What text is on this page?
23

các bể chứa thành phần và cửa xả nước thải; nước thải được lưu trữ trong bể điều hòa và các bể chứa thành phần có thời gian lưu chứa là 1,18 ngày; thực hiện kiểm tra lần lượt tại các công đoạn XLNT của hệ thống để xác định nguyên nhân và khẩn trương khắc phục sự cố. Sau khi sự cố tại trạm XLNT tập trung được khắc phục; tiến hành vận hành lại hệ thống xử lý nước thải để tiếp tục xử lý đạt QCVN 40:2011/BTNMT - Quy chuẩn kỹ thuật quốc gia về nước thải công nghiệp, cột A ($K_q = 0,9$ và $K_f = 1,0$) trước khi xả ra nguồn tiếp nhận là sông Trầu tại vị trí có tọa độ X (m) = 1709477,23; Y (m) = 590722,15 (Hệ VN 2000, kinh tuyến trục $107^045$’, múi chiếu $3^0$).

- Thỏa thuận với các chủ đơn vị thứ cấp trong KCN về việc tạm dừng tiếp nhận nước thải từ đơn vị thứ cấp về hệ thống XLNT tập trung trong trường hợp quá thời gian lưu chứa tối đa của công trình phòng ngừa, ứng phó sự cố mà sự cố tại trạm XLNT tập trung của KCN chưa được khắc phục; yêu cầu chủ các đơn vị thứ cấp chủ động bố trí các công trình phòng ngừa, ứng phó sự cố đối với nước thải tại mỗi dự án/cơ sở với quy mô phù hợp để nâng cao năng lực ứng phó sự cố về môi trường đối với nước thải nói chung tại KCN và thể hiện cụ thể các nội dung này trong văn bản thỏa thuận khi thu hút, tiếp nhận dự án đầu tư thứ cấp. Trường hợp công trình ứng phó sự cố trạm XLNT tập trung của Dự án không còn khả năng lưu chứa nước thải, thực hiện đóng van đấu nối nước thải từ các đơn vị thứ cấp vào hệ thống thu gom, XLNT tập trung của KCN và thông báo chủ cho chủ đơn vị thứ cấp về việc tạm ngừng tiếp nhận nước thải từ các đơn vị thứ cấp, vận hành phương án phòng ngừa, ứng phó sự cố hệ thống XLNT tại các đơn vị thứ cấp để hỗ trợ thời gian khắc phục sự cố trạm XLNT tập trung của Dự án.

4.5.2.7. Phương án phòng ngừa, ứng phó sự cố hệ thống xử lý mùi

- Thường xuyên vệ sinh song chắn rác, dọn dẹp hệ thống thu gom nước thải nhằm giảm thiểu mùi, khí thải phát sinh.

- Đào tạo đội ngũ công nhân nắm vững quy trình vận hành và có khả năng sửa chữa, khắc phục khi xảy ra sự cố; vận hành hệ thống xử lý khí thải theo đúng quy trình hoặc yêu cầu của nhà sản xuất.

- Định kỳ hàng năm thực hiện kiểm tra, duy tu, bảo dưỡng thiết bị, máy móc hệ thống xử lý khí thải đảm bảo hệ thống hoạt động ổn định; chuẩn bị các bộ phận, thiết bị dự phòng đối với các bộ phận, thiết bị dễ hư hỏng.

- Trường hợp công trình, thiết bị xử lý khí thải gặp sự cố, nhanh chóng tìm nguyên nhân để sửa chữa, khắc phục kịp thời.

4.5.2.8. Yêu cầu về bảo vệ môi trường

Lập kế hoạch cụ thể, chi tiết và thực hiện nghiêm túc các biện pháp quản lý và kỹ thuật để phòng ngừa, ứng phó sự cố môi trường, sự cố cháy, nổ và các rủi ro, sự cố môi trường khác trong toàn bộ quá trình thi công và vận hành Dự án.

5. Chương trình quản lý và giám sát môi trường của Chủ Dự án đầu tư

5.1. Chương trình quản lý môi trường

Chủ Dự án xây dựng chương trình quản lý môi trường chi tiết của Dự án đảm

REQUIRED TASK - Count each line above in which the string "tiết" appears, then state only the total.

ANSWER TO THIS TASK - 2